* The exercise *
Go through the entries and say how many lines contain the string "data". The number is the whole answer.
··· Supplied material
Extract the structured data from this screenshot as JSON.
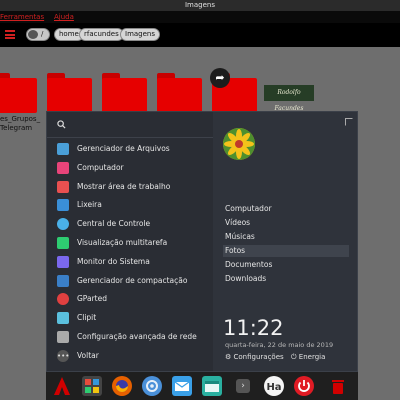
{
  "window": {
    "title": "Imagens"
  },
  "menubar": {
    "items": [
      "Ferramentas",
      "Ajuda"
    ]
  },
  "pathbar": {
    "toggle_text": "/",
    "crumbs": [
      "home",
      "rfacundes",
      "Imagens"
    ]
  },
  "files": {
    "folder_label": "es_Grupos_\nTelegram",
    "logo_text": "Rodolfo Facundes"
  },
  "menu": {
    "search_placeholder": "",
    "apps": [
      {
        "label": "Gerenciador de Arquivos",
        "icon": "file-manager-icon",
        "color": "#4a9fd8"
      },
      {
        "label": "Computador",
        "icon": "computer-icon",
        "color": "#e8447a"
      },
      {
        "label": "Mostrar área de trabalho",
        "icon": "desktop-icon",
        "color": "#e85050"
      },
      {
        "label": "Lixeira",
        "icon": "trash-icon",
        "color": "#3a8fd8"
      },
      {
        "label": "Central de Controle",
        "icon": "control-center-icon",
        "color": "#4ab0e8"
      },
      {
        "label": "Visualização multitarefa",
        "icon": "multitask-icon",
        "color": "#2ecc71"
      },
      {
        "label": "Monitor do Sistema",
        "icon": "system-monitor-icon",
        "color": "#7b68ee"
      },
      {
        "label": "Gerenciador de compactação",
        "icon": "archive-manager-icon",
        "color": "#3a7fc8"
      },
      {
        "label": "GParted",
        "icon": "gparted-icon",
        "color": "#e04040"
      },
      {
        "label": "Clipit",
        "icon": "clipit-icon",
        "color": "#5bc0de"
      },
      {
        "label": "Configuração avançada de rede",
        "icon": "network-config-icon",
        "color": "#aaaaaa"
      }
    ],
    "back_label": "Voltar",
    "places": [
      "Computador",
      "Vídeos",
      "Músicas",
      "Fotos",
      "Documentos",
      "Downloads"
    ],
    "active_place": "Fotos",
    "time": "11:22",
    "date": "quarta-feira, 22 de maio de 2019",
    "settings_label": "Configurações",
    "power_label": "Energia"
  },
  "dock": {
    "apps": [
      {
        "name": "launcher-icon",
        "color": "#d10000"
      },
      {
        "name": "multitask-view-icon",
        "color": "#444444"
      },
      {
        "name": "firefox-icon",
        "color": "#e66000"
      },
      {
        "name": "settings-icon",
        "color": "#4a90d9"
      },
      {
        "name": "mail-icon",
        "color": "#3aa0e8"
      },
      {
        "name": "files-icon",
        "color": "#2ab0a0"
      },
      {
        "name": "more-icon",
        "color": "#555555"
      },
      {
        "name": "font-viewer-icon",
        "color": "#f5f5f5"
      },
      {
        "name": "power-icon",
        "color": "#e01b24"
      },
      {
        "name": "trash-dock-icon",
        "color": "#d10000"
      }
    ]
  }
}
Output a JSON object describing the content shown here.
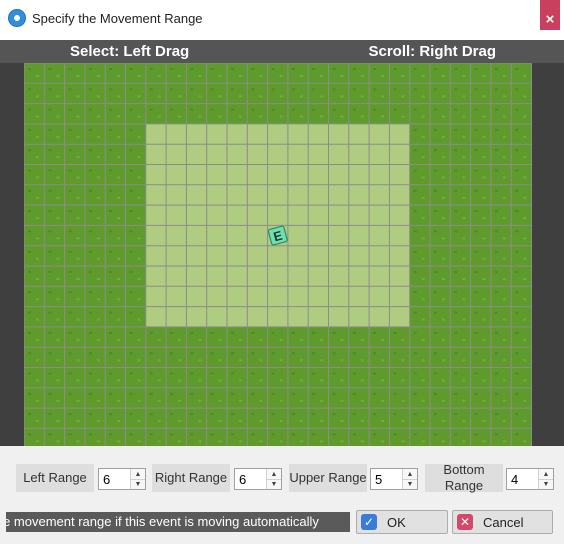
{
  "window": {
    "title": "Specify the Movement Range",
    "close_glyph": "×"
  },
  "hints": {
    "select": "Select: Left Drag",
    "scroll": "Scroll: Right Drag"
  },
  "map": {
    "event_label": "E",
    "grass_color": "#5f9a2c",
    "range_color": "#b9d28a",
    "grid_color": "#8c8c8c",
    "event_color": "#6fe0b0"
  },
  "ranges": [
    {
      "label": "Left Range",
      "value": "6"
    },
    {
      "label": "Right Range",
      "value": "6"
    },
    {
      "label": "Upper Range",
      "value": "5"
    },
    {
      "label": "Bottom Range",
      "value": "4"
    }
  ],
  "status": "Specify the movement range if this event is moving automatically",
  "buttons": {
    "ok": "OK",
    "cancel": "Cancel"
  },
  "icons": {
    "app": "gear-icon",
    "close": "close-icon",
    "ok": "check-icon",
    "cancel": "x-icon",
    "spin_up": "▲",
    "spin_down": "▼"
  }
}
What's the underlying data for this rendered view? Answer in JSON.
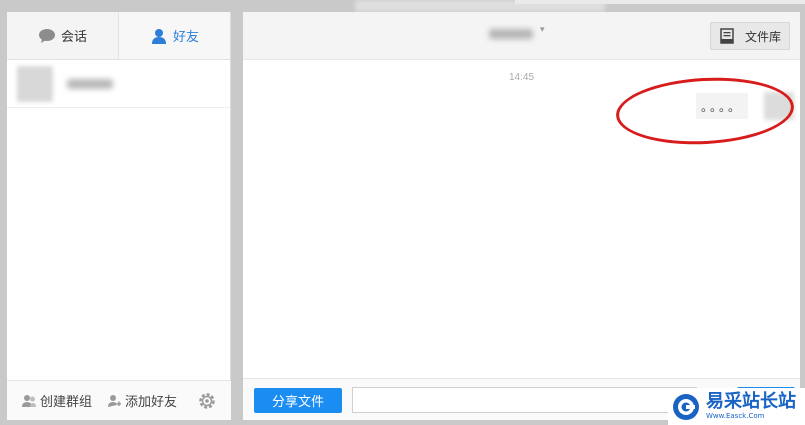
{
  "left_panel": {
    "tabs": [
      {
        "label": "会话",
        "icon": "speech-bubble-icon",
        "active": false
      },
      {
        "label": "好友",
        "icon": "person-icon",
        "active": true
      }
    ],
    "footer": {
      "create_group_label": "创建群组",
      "add_friend_label": "添加好友",
      "settings_icon": "gear-icon"
    }
  },
  "chat": {
    "file_library_label": "文件库",
    "file_library_icon": "document-icon",
    "timestamp": "14:45",
    "messages": [
      {
        "text": "。。。。",
        "from": "self"
      }
    ],
    "share_file_label": "分享文件",
    "input_value": "",
    "header_caret": "▾"
  },
  "watermark": {
    "text": "易采站长站",
    "url": "Www.Easck.Com"
  },
  "colors": {
    "accent": "#1b8cf2",
    "active_tab": "#2d7ed8",
    "annotation": "#d81b1b",
    "watermark": "#1863c4"
  }
}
······
* Output of the exercise *
2